* [WHAT THIS TASK INVOLVES]: Write out the listing exactly as it is given.

* [DATASET]:
--- begin ---
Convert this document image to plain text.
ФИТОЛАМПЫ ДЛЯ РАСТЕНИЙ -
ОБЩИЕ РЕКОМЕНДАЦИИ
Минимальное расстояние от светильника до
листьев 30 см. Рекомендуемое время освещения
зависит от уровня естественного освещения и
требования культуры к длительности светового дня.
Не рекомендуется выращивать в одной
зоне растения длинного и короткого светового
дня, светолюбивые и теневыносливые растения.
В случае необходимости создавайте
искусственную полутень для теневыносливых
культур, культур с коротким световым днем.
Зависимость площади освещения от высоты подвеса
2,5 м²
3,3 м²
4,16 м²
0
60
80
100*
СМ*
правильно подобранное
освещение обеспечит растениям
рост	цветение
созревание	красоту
--- end ---
* [RESULT OF THE EXERCISE]:
Convert this document image to plain text.
ФИТОЛАМПЫ ДЛЯ РАСТЕНИЙ -
ОБЩИЕ РЕКОМЕНДАЦИИ
Минимальное расстояние от светильника до
листьев 30 см. Рекомендуемое время освещения
зависит от уровня естественного освещения и
требования культуры к длительности светового дня.
Не рекомендуется выращивать в одной
зоне растения длинного и короткого светового
дня, светолюбивые и теневыносливые растения.
В случае необходимости создавайте
искусственную полутень для теневыносливых
культур, культур с коротким световым днем.
Зависимость площади освещения от высоты подвеса
2,5 м²
3,3 м²
4,16 м²
0
60
80
100*
СМ*
правильно подобранное
освещение обеспечит растениям
рост	цветение
созревание	красоту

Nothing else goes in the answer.